§ SET TASK
Please transcribe the listing below in full and word for word, without its pictures.

Saved entries
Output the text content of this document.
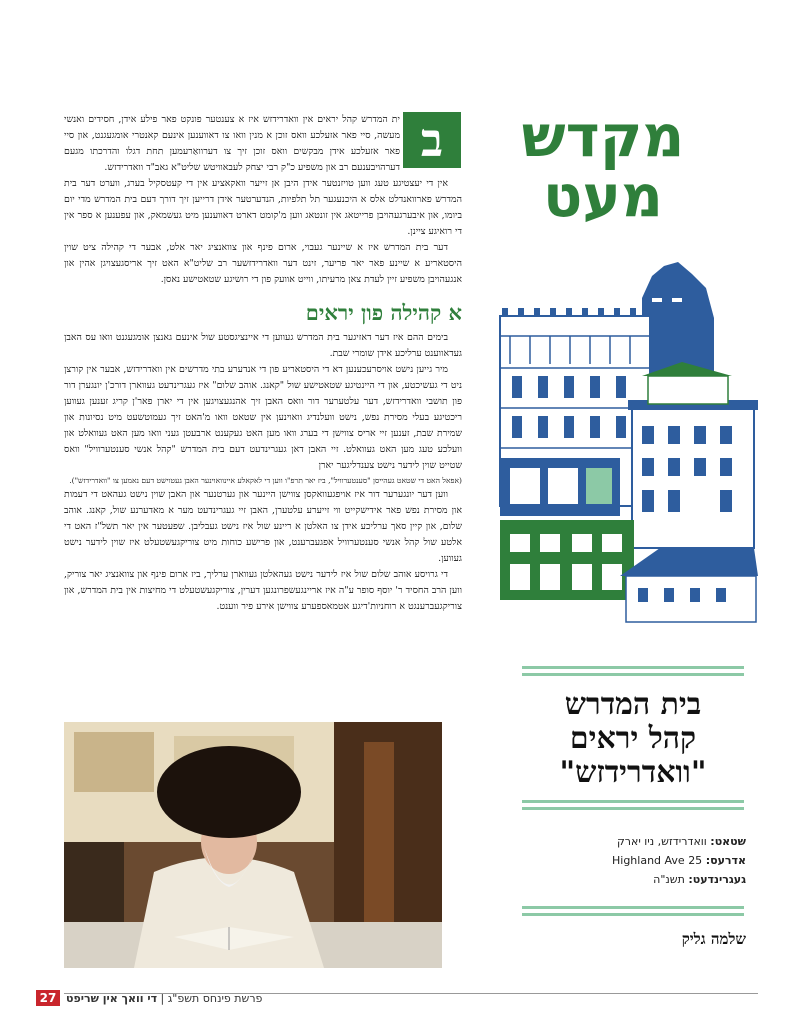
ב

ית המדרש קהל יראים אין וואדרידזש איז א צענטער פונקט פאר פילע אידן, חסידים ואנשי מעשה, סיי פאר אזעלכע וואס זוכן א מנין וואו צו דאווענען אינעם קאנטרי אומגעגנט, און סיי פאר אזעלכע אידן מבקשים וואס זוכן זיך צו דערוואַרעמען תחת דגלו והדרכתו מגעם דערהויבענעם רב און משפיע כ"ק רבי יצחק לעבאוויטש שליט"א גאב"ד וואדרידזש.

אין די יעצטיגע טעג ווען טויזנטער אידן היבן אן זייער וואקאציע אין די קעטסקיל בערג, ווערט דער בית המדרש פארוואנדלט אלס א היכנעגער תל תלפיות, הנדערטער אידן דרייען זיך דורך דעם בית המדרש מדי יום ביומו, און איבערגעהויבן פרייטאג אין זונטאג ווען מ'קומט דארט דאווענען מיט געשמאק, און עפענען א ספר אין די רואיגע ציינן.

דער בית המדרש איז א שיינער געבוי, ארום פינף און צוואנציג יאר אלט, אבער די קהילה ציט שוין היסטאריע א שיינע פאר יאר פריער, זינט דער וואדרידזשער רב שליט"א האט זיך אריסגעצויגן אהין און אנגעהויבן משפיע זיין לעדת צאן מרעיתו, ווייט אוועק פון די רושיגע שטאטישע נאסן.

א קהילה פון יראים

בימים ההם איז דער דאזיגער בית המדרש געווען די איינציגסטע שול אינעם גאנצן אומגעגנט וואו עס האבן געדאווענט ערליכע אידן שומרי שבת.

מיר גייען נישט אויסרעכענען דא די היסטאריע פון די אנדערע בתי מדרשים אין וואדרידזש, אבער אין קורצן ניט די געשיכטע, און די היינטיגע שטאטישע שול "קאנג. אוהב שלום" איז געגרינדעט געווארן דורכ'ן יונגערן דור פון תושבי וואדרידזש, דער עלטערער דור וואס האבן זיך אהנגעצויגען אין די יארן פאר'ן קריג זענען געווען ריכטיגע בעלי מסירת נפש, נישט וועלנדיג וואוינען אין שטאט וואו מ'האט זיך געמוטשעט מיט נסיונות און שמירת שבת, זענען זיי אריס צווישן די בערג וואו מען האט געקענט ארבעטן געני וואו מען האט געוואלט און וועלכע טעג מען האט געוואלט. זיי האבן דאן געגרינדעט דעם בית המדרש "קהל אנשי סענטערוויל" וואס שטייט שוין לידער נישט צענדליגער יארן

(אפאל האט די שטאט געהייסן "סענטערוויל", ביז יאר תרפ"ו ווען די לאקאלע איינוואוינער האבן געטוישט דעם נאמען צו "וואדרידזש").

ווען דער יונגערער דור איז אויפגעוואקסן צווישן היינער און גערטנער און האבן שוין נישט געהאט די דעמות און מסירת נפש פאר אידישקייט ווי זייערע עלטערן, האבן זיי געגרינדעט מער א מאדערנע שול, קאנג. אוהב שלום, און קיין סאך ערליכע אידן צו האלטן א ריינע שול איז נישט געבליבן. שפעטער אין יאר תשל"ז האט די אלטע שול קהל אנשי סענטערוויל אפגעברענט, און פרישע כוחות מיט צוריקגעשטעלט איז שוין לידער נישט געווען.

די גרויסע אוהב שלום שול איז לידער נישט געהאלטן געווארן ערליך, ביז ארום פינף און צוואנציג יאר צוריק, ווען הרב החסיד ר' יוסף סופר ע"ה איז אריינגעשפרונגען דערין, צוריקגעשטעלט די מחיצות אין בית המדרש, און צוריקגעברענגט א רוחניות'דיגע אטמאספערע צווישן אירע פיר ווענט.

מקדש
מעט
בית המדרש
קהל יראים
"וואדרידזש"
שטאט: וואדרידזש, ניו יארק
אדרעס: 25 Highland Ave
געגרינדעט: תשנ"ה
שלמה גליק
27	פרשת פינחס תשפ"ג | די וואך אין שריפט
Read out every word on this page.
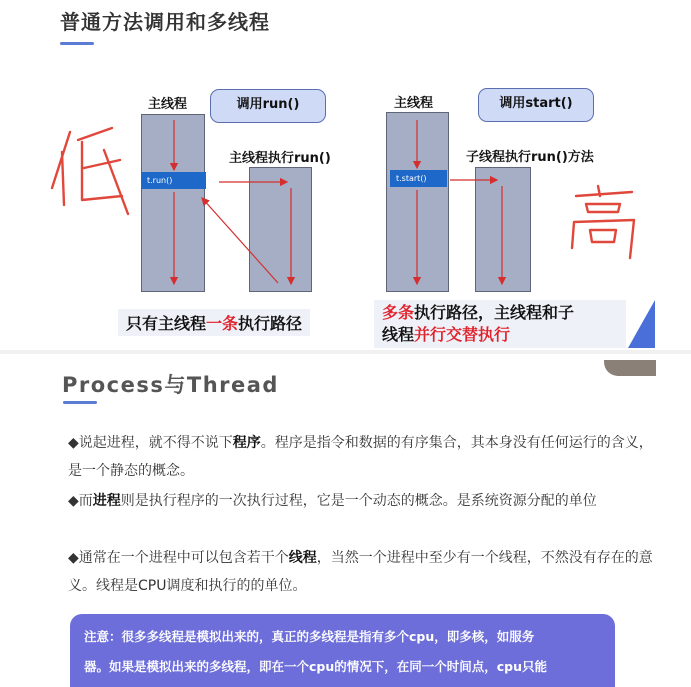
普通方法调用和多线程
主线程	调用run()
主线程执行run()
t.run()
主线程	调用start()
子线程执行run()方法
t.start()
只有主线程一条执行路径
多条执行路径，主线程和子
线程并行交替执行
Process与Thread
◆说起进程，就不得不说下程序。程序是指令和数据的有序集合，其本身没有任何运行的含义，是一个静态的概念。
◆而进程则是执行程序的一次执行过程，它是一个动态的概念。是系统资源分配的单位
◆通常在一个进程中可以包含若干个线程，当然一个进程中至少有一个线程，不然没有存在的意义。线程是CPU调度和执行的的单位。
注意：很多多线程是模拟出来的，真正的多线程是指有多个cpu，即多核，如服务
器。如果是模拟出来的多线程，即在一个cpu的情况下，在同一个时间点，cpu只能
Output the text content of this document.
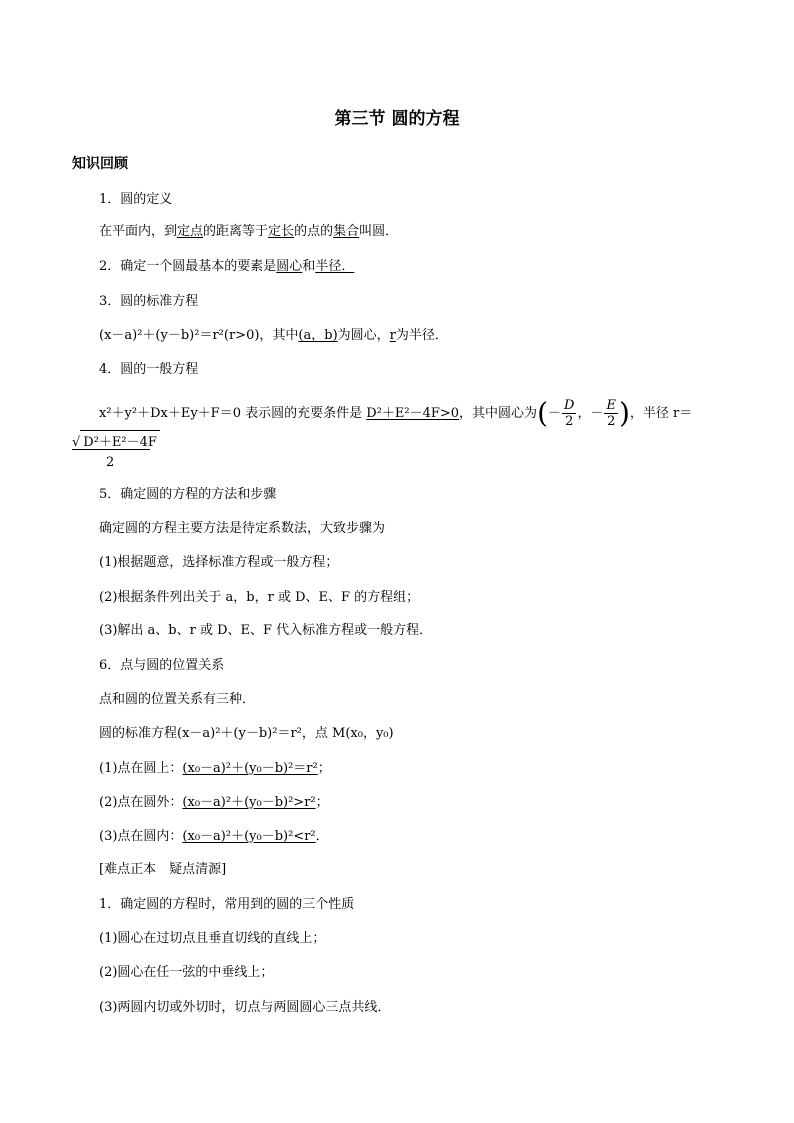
第三节 圆的方程
知识回顾
1．圆的定义
在平面内，到定点的距离等于定长的点的集合叫圆．
2．确定一个圆最基本的要素是圆心和半径．
3．圆的标准方程
(x－a)²＋(y－b)²＝r²(r>0)，其中(a，b)为圆心，r为半径．
4．圆的一般方程
x²＋y²＋Dx＋Ey＋F＝0 表示圆的充要条件是 D²＋E²－4F>0，其中圆心为(－ $\frac{D}{2}$ ，－ $\frac{E}{2}$ )，半径 r＝
√ D²＋E²－4F
2
5．确定圆的方程的方法和步骤
确定圆的方程主要方法是待定系数法，大致步骤为
(1)根据题意，选择标准方程或一般方程；
(2)根据条件列出关于 a，b，r 或 D、E、F 的方程组；
(3)解出 a、b、r 或 D、E、F 代入标准方程或一般方程．
6．点与圆的位置关系
点和圆的位置关系有三种．
圆的标准方程(x－a)²＋(y－b)²＝r²，点 M(x₀，y₀)
(1)点在圆上：(x₀－a)²＋(y₀－b)²＝r²；
(2)点在圆外：(x₀－a)²＋(y₀－b)²>r²；
(3)点在圆内：(x₀－a)²＋(y₀－b)²<r²．
[难点正本　疑点清源]
1．确定圆的方程时，常用到的圆的三个性质
(1)圆心在过切点且垂直切线的直线上；
(2)圆心在任一弦的中垂线上；
(3)两圆内切或外切时，切点与两圆圆心三点共线．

§ ANSWER
Output the text content of this document.
ב

ית המדרש קהל יראים אין וואדרידזש איז א צענטער פונקט פאר פילע אידן, חסידים ואנשי מעשה, סיי פאר אזעלכע וואס זוכן א מנין וואו צו דאווענען אינעם קאנטרי אומגעגנט, און סיי פאר אזעלכע אידן מבקשים וואס זוכן זיך צו דערוואַרעמען תחת דגלו והדרכתו מגעם דערהויבענעם רב און משפיע כ"ק רבי יצחק לעבאוויטש שליט"א גאב"ד וואדרידזש.

אין די יעצטיגע טעג ווען טויזנטער אידן היבן אן זייער וואקאציע אין די קעטסקיל בערג, ווערט דער בית המדרש פארוואנדלט אלס א היכנעגער תל תלפיות, הנדערטער אידן דרייען זיך דורך דעם בית המדרש מדי יום ביומו, און איבערגעהויבן פרייטאג אין זונטאג ווען מ'קומט דארט דאווענען מיט געשמאק, און עפענען א ספר אין די רואיגע ציינן.

דער בית המדרש איז א שיינער געבוי, ארום פינף און צוואנציג יאר אלט, אבער די קהילה ציט שוין היסטאריע א שיינע פאר יאר פריער, זינט דער וואדרידזשער רב שליט"א האט זיך אריסגעצויגן אהין און אנגעהויבן משפיע זיין לעדת צאן מרעיתו, ווייט אוועק פון די רושיגע שטאטישע נאסן.

א קהילה פון יראים

בימים ההם איז דער דאזיגער בית המדרש געווען די איינציגסטע שול אינעם גאנצן אומגעגנט וואו עס האבן געדאווענט ערליכע אידן שומרי שבת.

מיר גייען נישט אויסרעכענען דא די היסטאריע פון די אנדערע בתי מדרשים אין וואדרידזש, אבער אין קורצן ניט די געשיכטע, און די היינטיגע שטאטישע שול "קאנג. אוהב שלום" איז געגרינדעט געווארן דורכ'ן יונגערן דור פון תושבי וואדרידזש, דער עלטערער דור וואס האבן זיך אהנגעצויגען אין די יארן פאר'ן קריג זענען געווען ריכטיגע בעלי מסירת נפש, נישט וועלנדיג וואוינען אין שטאט וואו מ'האט זיך געמוטשעט מיט נסיונות און שמירת שבת, זענען זיי אריס צווישן די בערג וואו מען האט געקענט ארבעטן געני וואו מען האט געוואלט און וועלכע טעג מען האט געוואלט. זיי האבן דאן געגרינדעט דעם בית המדרש "קהל אנשי סענטערוויל" וואס שטייט שוין לידער נישט צענדליגער יארן

(אפאל האט די שטאט געהייסן "סענטערוויל", ביז יאר תרפ"ו ווען די לאקאלע איינוואוינער האבן געטוישט דעם נאמען צו "וואדרידזש").

ווען דער יונגערער דור איז אויפגעוואקסן צווישן היינער און גערטנער און האבן שוין נישט געהאט די דעמות און מסירת נפש פאר אידישקייט ווי זייערע עלטערן, האבן זיי געגרינדעט מער א מאדערנע שול, קאנג. אוהב שלום, און קיין סאך ערליכע אידן צו האלטן א ריינע שול איז נישט געבליבן. שפעטער אין יאר תשל"ז האט די אלטע שול קהל אנשי סענטערוויל אפגעברענט, און פרישע כוחות מיט צוריקגעשטעלט איז שוין לידער נישט געווען.

די גרויסע אוהב שלום שול איז לידער נישט געהאלטן געווארן ערליך, ביז ארום פינף און צוואנציג יאר צוריק, ווען הרב החסיד ר' יוסף סופר ע"ה איז אריינגעשפרונגען דערין, צוריקגעשטעלט די מחיצות אין בית המדרש, און צוריקגעברענגט א רוחניות'דיגע אטמאספערע צווישן אירע פיר ווענט.

מקדש
מעט
בית המדרש
קהל יראים
"וואדרידזש"
שטאט: וואדרידזש, ניו יארק
אדרעס: 25 Highland Ave
געגרינדעט: תשנ"ה
שלמה גליק
27	פרשת פינחס תשפ"ג | די וואך אין שריפט
Read out every word on this page.
普通方法调用和多线程
主线程	调用run()
主线程执行run()
t.run()
主线程	调用start()
子线程执行run()方法
t.start()
只有主线程一条执行路径
多条执行路径，主线程和子
线程并行交替执行
Process与Thread
◆说起进程，就不得不说下程序。程序是指令和数据的有序集合，其本身没有任何运行的含义，是一个静态的概念。
◆而进程则是执行程序的一次执行过程，它是一个动态的概念。是系统资源分配的单位
◆通常在一个进程中可以包含若干个线程，当然一个进程中至少有一个线程，不然没有存在的意义。线程是CPU调度和执行的的单位。
注意：很多多线程是模拟出来的，真正的多线程是指有多个cpu，即多核，如服务
器。如果是模拟出来的多线程，即在一个cpu的情况下，在同一个时间点，cpu只能
Output the text content of this document.
第三节 圆的方程
知识回顾
1．圆的定义
在平面内，到定点的距离等于定长的点的集合叫圆．
2．确定一个圆最基本的要素是圆心和半径．
3．圆的标准方程
(x－a)²＋(y－b)²＝r²(r>0)，其中(a，b)为圆心，r为半径．
4．圆的一般方程
x²＋y²＋Dx＋Ey＋F＝0 表示圆的充要条件是 D²＋E²－4F>0，其中圆心为(－ $\frac{D}{2}$ ，－ $\frac{E}{2}$ )，半径 r＝
√ D²＋E²－4F
2
5．确定圆的方程的方法和步骤
确定圆的方程主要方法是待定系数法，大致步骤为
(1)根据题意，选择标准方程或一般方程；
(2)根据条件列出关于 a，b，r 或 D、E、F 的方程组；
(3)解出 a、b、r 或 D、E、F 代入标准方程或一般方程．
6．点与圆的位置关系
点和圆的位置关系有三种．
圆的标准方程(x－a)²＋(y－b)²＝r²，点 M(x₀，y₀)
(1)点在圆上：(x₀－a)²＋(y₀－b)²＝r²；
(2)点在圆外：(x₀－a)²＋(y₀－b)²>r²；
(3)点在圆内：(x₀－a)²＋(y₀－b)²<r²．
[难点正本　疑点清源]
1．确定圆的方程时，常用到的圆的三个性质
(1)圆心在过切点且垂直切线的直线上；
(2)圆心在任一弦的中垂线上；
(3)两圆内切或外切时，切点与两圆圆心三点共线．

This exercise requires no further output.